[A block of data]
━━━━━━

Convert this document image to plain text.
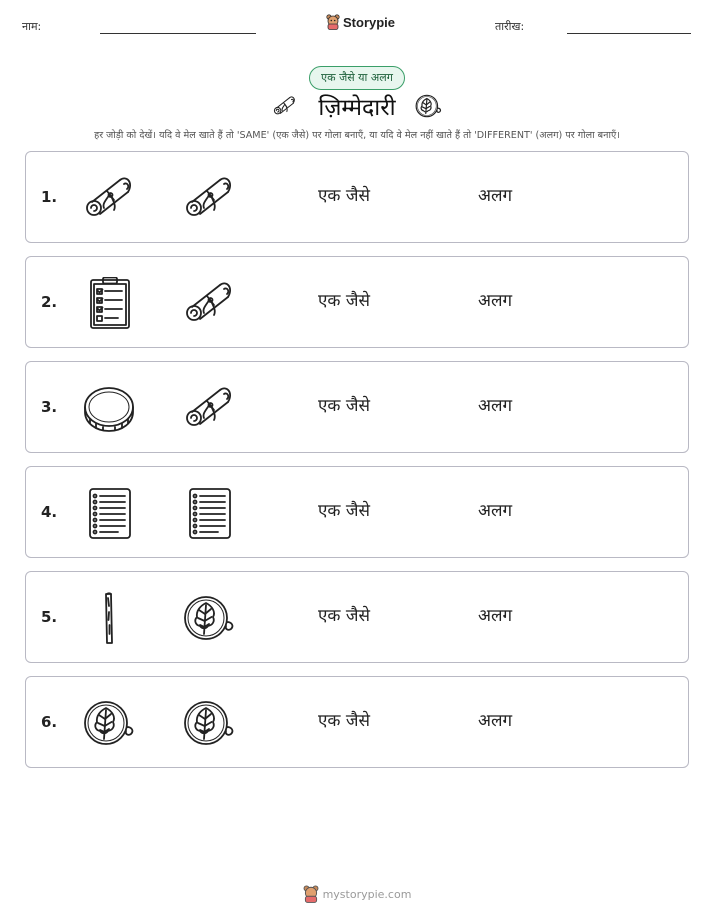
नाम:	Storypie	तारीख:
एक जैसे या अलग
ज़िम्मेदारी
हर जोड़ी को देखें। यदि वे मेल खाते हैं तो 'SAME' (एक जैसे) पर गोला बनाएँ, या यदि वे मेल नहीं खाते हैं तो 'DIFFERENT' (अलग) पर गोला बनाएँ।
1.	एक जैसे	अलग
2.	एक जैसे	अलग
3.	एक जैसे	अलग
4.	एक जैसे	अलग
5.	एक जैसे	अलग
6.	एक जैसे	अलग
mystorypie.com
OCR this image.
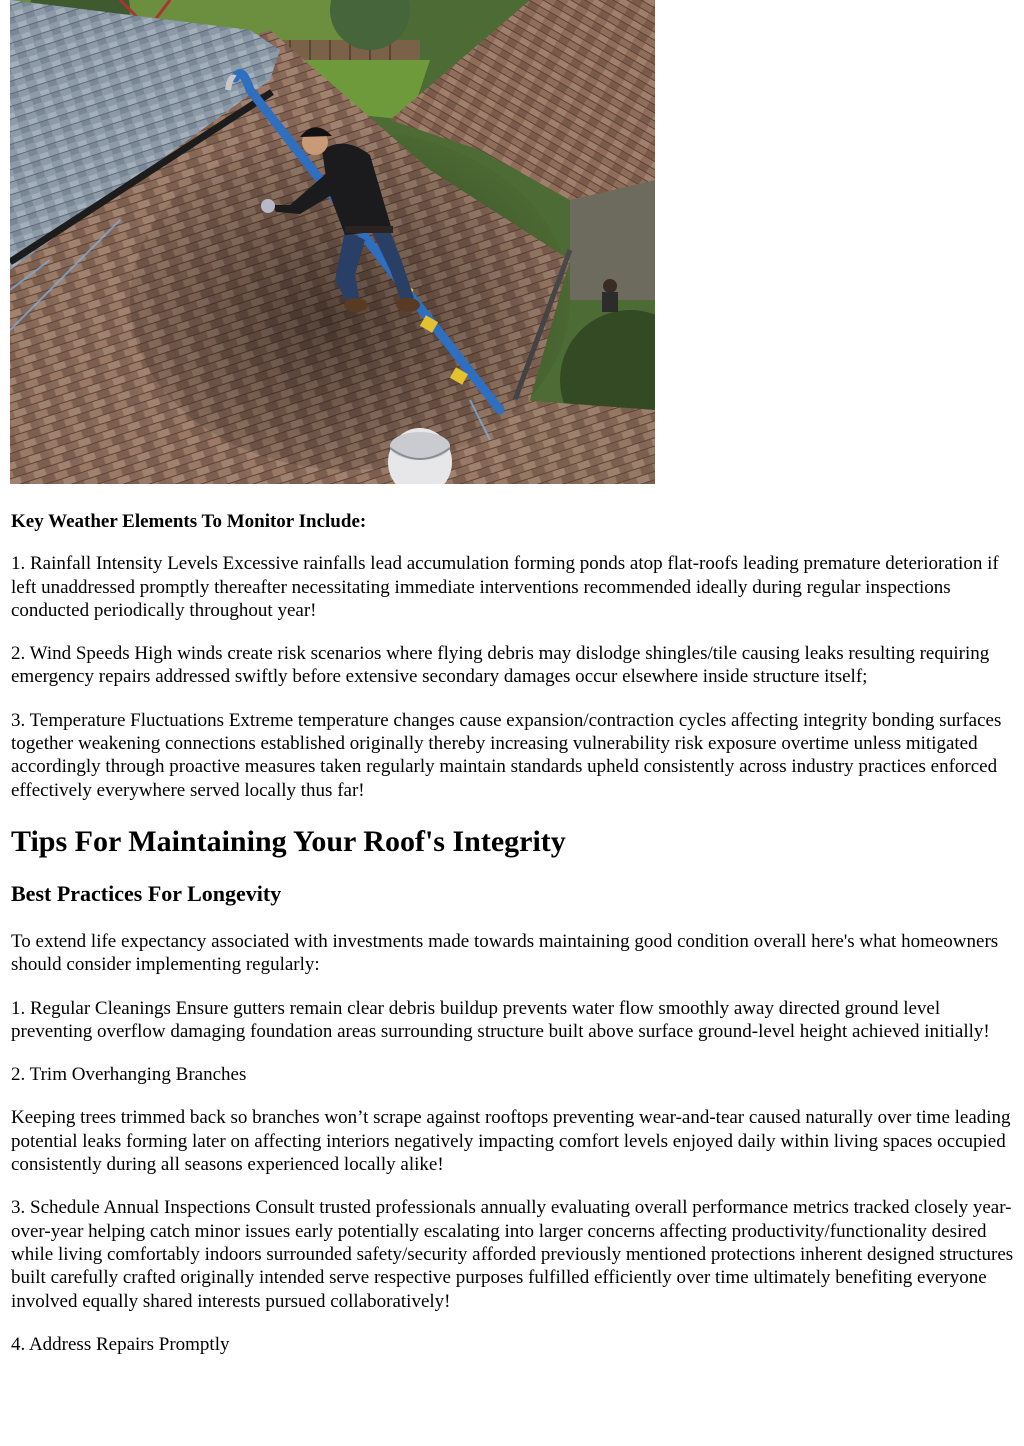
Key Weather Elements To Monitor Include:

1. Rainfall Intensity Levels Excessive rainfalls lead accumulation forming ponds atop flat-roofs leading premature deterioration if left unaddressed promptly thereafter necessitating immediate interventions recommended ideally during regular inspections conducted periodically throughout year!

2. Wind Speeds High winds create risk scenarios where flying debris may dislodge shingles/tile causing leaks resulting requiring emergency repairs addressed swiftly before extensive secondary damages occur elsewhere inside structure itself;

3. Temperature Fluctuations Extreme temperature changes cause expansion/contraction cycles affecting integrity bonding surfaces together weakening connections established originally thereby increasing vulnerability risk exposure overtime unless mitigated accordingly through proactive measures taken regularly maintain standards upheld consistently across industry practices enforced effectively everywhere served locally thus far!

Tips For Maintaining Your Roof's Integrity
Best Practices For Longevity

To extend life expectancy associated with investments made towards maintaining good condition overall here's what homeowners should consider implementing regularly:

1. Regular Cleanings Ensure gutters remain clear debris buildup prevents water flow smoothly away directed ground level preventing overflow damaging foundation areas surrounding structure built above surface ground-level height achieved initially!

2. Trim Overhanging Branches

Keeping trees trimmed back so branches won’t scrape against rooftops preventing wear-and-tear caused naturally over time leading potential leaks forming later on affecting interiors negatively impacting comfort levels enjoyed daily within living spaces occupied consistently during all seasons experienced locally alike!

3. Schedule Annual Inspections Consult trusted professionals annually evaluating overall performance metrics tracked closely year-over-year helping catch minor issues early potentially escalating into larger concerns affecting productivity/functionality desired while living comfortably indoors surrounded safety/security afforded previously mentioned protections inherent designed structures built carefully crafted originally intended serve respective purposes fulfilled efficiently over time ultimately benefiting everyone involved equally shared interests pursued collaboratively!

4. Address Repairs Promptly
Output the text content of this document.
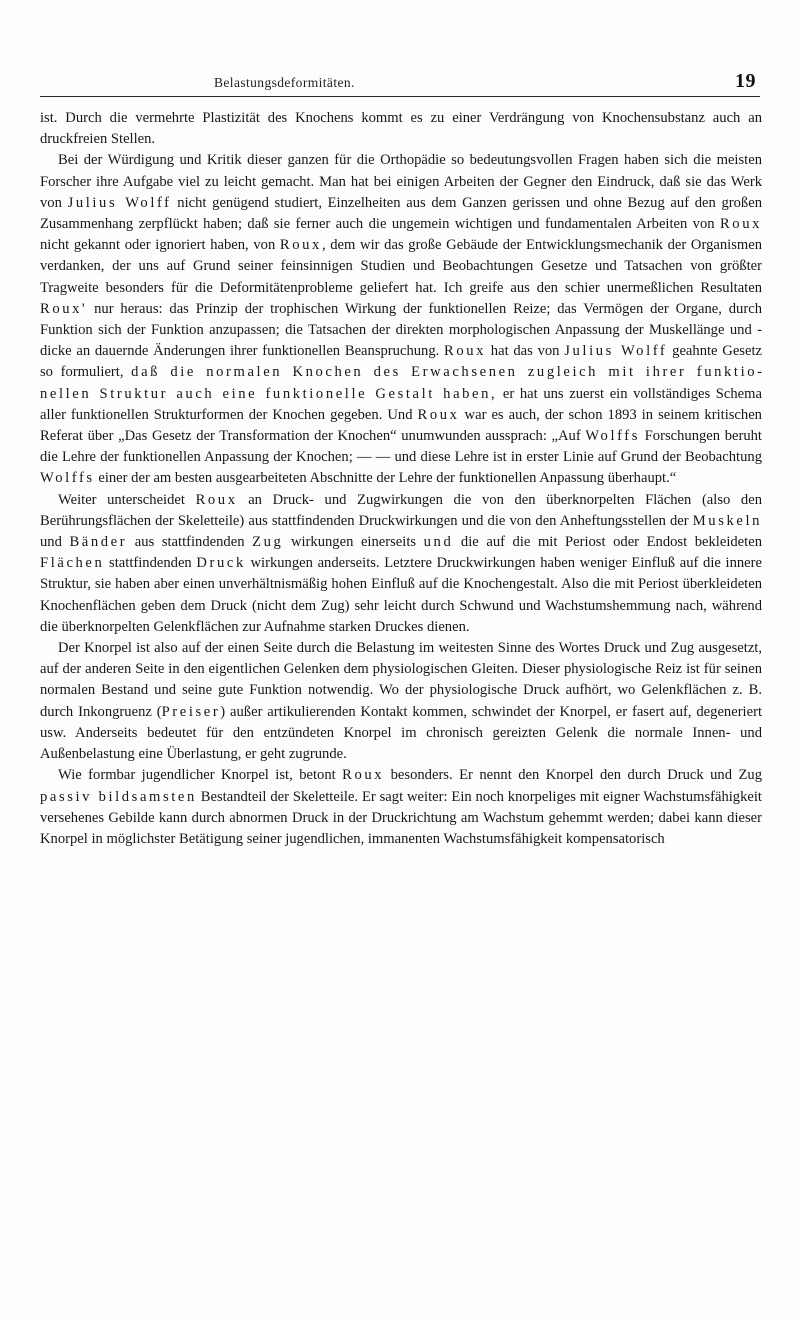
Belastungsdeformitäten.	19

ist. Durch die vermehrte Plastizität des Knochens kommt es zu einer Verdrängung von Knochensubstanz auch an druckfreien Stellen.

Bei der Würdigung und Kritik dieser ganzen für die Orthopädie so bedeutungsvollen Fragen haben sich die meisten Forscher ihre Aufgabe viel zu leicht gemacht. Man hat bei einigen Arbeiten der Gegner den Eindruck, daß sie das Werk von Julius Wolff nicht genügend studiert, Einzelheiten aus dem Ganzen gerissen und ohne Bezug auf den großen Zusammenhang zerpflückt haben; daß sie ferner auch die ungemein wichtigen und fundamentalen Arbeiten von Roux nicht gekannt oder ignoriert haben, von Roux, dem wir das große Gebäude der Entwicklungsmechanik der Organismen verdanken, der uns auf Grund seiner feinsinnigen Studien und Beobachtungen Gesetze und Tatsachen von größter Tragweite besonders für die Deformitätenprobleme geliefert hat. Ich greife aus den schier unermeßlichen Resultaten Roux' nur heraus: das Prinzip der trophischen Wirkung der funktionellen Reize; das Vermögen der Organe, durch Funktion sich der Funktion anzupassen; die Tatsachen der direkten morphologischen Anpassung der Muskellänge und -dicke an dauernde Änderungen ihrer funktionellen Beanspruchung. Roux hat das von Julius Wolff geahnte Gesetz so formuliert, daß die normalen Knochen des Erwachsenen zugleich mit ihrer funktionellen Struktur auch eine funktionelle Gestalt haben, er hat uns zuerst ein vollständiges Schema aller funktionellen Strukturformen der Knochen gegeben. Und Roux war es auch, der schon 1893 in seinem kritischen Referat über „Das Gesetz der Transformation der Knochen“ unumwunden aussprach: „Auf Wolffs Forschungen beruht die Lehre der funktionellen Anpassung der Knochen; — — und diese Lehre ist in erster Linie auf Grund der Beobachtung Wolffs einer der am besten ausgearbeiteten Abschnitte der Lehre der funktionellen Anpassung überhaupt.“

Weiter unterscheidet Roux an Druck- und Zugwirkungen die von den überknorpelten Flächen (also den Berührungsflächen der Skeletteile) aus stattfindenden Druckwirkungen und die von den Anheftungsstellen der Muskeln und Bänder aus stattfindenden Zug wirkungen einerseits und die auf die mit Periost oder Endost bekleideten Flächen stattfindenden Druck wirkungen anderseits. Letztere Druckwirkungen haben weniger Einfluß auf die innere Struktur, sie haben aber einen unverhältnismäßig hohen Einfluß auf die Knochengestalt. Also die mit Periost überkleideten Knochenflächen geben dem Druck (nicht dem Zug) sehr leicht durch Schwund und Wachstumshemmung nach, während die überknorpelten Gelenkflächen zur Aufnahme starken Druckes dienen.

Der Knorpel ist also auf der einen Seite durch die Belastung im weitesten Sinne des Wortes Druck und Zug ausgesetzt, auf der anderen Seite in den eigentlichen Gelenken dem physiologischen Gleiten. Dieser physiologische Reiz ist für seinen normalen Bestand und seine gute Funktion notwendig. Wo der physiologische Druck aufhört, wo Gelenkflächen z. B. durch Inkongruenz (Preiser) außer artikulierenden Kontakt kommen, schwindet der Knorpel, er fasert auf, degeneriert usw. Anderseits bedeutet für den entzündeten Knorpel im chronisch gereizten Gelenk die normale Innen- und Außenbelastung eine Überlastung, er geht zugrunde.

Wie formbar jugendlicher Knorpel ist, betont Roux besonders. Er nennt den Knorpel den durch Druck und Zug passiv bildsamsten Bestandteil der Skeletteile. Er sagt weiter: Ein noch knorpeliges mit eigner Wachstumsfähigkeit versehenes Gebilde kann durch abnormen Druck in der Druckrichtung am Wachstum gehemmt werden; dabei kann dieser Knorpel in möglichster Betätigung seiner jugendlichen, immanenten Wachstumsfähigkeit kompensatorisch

━━━━━━

- [Directions] Omit the pictures and reproduce the listing exactly.

- [Reply]
Convert this document image to plain text.
नाम:	Storypie	तारीख:
एक जैसे या अलग
ज़िम्मेदारी
हर जोड़ी को देखें। यदि वे मेल खाते हैं तो 'SAME' (एक जैसे) पर गोला बनाएँ, या यदि वे मेल नहीं खाते हैं तो 'DIFFERENT' (अलग) पर गोला बनाएँ।
1.	एक जैसे	अलग
2.	एक जैसे	अलग
3.	एक जैसे	अलग
4.	एक जैसे	अलग
5.	एक जैसे	अलग
6.	एक जैसे	अलग
mystorypie.com
OCR this image.
Key Weather Elements To Monitor Include:

1. Rainfall Intensity Levels Excessive rainfalls lead accumulation forming ponds atop flat-roofs leading premature deterioration if left unaddressed promptly thereafter necessitating immediate interventions recommended ideally during regular inspections conducted periodically throughout year!

2. Wind Speeds High winds create risk scenarios where flying debris may dislodge shingles/tile causing leaks resulting requiring emergency repairs addressed swiftly before extensive secondary damages occur elsewhere inside structure itself;

3. Temperature Fluctuations Extreme temperature changes cause expansion/contraction cycles affecting integrity bonding surfaces together weakening connections established originally thereby increasing vulnerability risk exposure overtime unless mitigated accordingly through proactive measures taken regularly maintain standards upheld consistently across industry practices enforced effectively everywhere served locally thus far!

Tips For Maintaining Your Roof's Integrity
Best Practices For Longevity

To extend life expectancy associated with investments made towards maintaining good condition overall here's what homeowners should consider implementing regularly:

1. Regular Cleanings Ensure gutters remain clear debris buildup prevents water flow smoothly away directed ground level preventing overflow damaging foundation areas surrounding structure built above surface ground-level height achieved initially!

2. Trim Overhanging Branches

Keeping trees trimmed back so branches won’t scrape against rooftops preventing wear-and-tear caused naturally over time leading potential leaks forming later on affecting interiors negatively impacting comfort levels enjoyed daily within living spaces occupied consistently during all seasons experienced locally alike!

3. Schedule Annual Inspections Consult trusted professionals annually evaluating overall performance metrics tracked closely year-over-year helping catch minor issues early potentially escalating into larger concerns affecting productivity/functionality desired while living comfortably indoors surrounded safety/security afforded previously mentioned protections inherent designed structures built carefully crafted originally intended serve respective purposes fulfilled efficiently over time ultimately benefiting everyone involved equally shared interests pursued collaboratively!

4. Address Repairs Promptly
Output the text content of this document.
Belastungsdeformitäten.	19

ist. Durch die vermehrte Plastizität des Knochens kommt es zu einer Verdrängung von Knochensubstanz auch an druckfreien Stellen.

Bei der Würdigung und Kritik dieser ganzen für die Orthopädie so bedeutungsvollen Fragen haben sich die meisten Forscher ihre Aufgabe viel zu leicht gemacht. Man hat bei einigen Arbeiten der Gegner den Eindruck, daß sie das Werk von Julius Wolff nicht genügend studiert, Einzelheiten aus dem Ganzen gerissen und ohne Bezug auf den großen Zusammenhang zerpflückt haben; daß sie ferner auch die ungemein wichtigen und fundamentalen Arbeiten von Roux nicht gekannt oder ignoriert haben, von Roux, dem wir das große Gebäude der Entwicklungsmechanik der Organismen verdanken, der uns auf Grund seiner feinsinnigen Studien und Beobachtungen Gesetze und Tatsachen von größter Tragweite besonders für die Deformitätenprobleme geliefert hat. Ich greife aus den schier unermeßlichen Resultaten Roux' nur heraus: das Prinzip der trophischen Wirkung der funktionellen Reize; das Vermögen der Organe, durch Funktion sich der Funktion anzupassen; die Tatsachen der direkten morphologischen Anpassung der Muskellänge und -dicke an dauernde Änderungen ihrer funktionellen Beanspruchung. Roux hat das von Julius Wolff geahnte Gesetz so formuliert, daß die normalen Knochen des Erwachsenen zugleich mit ihrer funktionellen Struktur auch eine funktionelle Gestalt haben, er hat uns zuerst ein vollständiges Schema aller funktionellen Strukturformen der Knochen gegeben. Und Roux war es auch, der schon 1893 in seinem kritischen Referat über „Das Gesetz der Transformation der Knochen“ unumwunden aussprach: „Auf Wolffs Forschungen beruht die Lehre der funktionellen Anpassung der Knochen; — — und diese Lehre ist in erster Linie auf Grund der Beobachtung Wolffs einer der am besten ausgearbeiteten Abschnitte der Lehre der funktionellen Anpassung überhaupt.“

Weiter unterscheidet Roux an Druck- und Zugwirkungen die von den überknorpelten Flächen (also den Berührungsflächen der Skeletteile) aus stattfindenden Druckwirkungen und die von den Anheftungsstellen der Muskeln und Bänder aus stattfindenden Zug wirkungen einerseits und die auf die mit Periost oder Endost bekleideten Flächen stattfindenden Druck wirkungen anderseits. Letztere Druckwirkungen haben weniger Einfluß auf die innere Struktur, sie haben aber einen unverhältnismäßig hohen Einfluß auf die Knochengestalt. Also die mit Periost überkleideten Knochenflächen geben dem Druck (nicht dem Zug) sehr leicht durch Schwund und Wachstumshemmung nach, während die überknorpelten Gelenkflächen zur Aufnahme starken Druckes dienen.

Der Knorpel ist also auf der einen Seite durch die Belastung im weitesten Sinne des Wortes Druck und Zug ausgesetzt, auf der anderen Seite in den eigentlichen Gelenken dem physiologischen Gleiten. Dieser physiologische Reiz ist für seinen normalen Bestand und seine gute Funktion notwendig. Wo der physiologische Druck aufhört, wo Gelenkflächen z. B. durch Inkongruenz (Preiser) außer artikulierenden Kontakt kommen, schwindet der Knorpel, er fasert auf, degeneriert usw. Anderseits bedeutet für den entzündeten Knorpel im chronisch gereizten Gelenk die normale Innen- und Außenbelastung eine Überlastung, er geht zugrunde.

Wie formbar jugendlicher Knorpel ist, betont Roux besonders. Er nennt den Knorpel den durch Druck und Zug passiv bildsamsten Bestandteil der Skeletteile. Er sagt weiter: Ein noch knorpeliges mit eigner Wachstumsfähigkeit versehenes Gebilde kann durch abnormen Druck in der Druckrichtung am Wachstum gehemmt werden; dabei kann dieser Knorpel in möglichster Betätigung seiner jugendlichen, immanenten Wachstumsfähigkeit kompensatorisch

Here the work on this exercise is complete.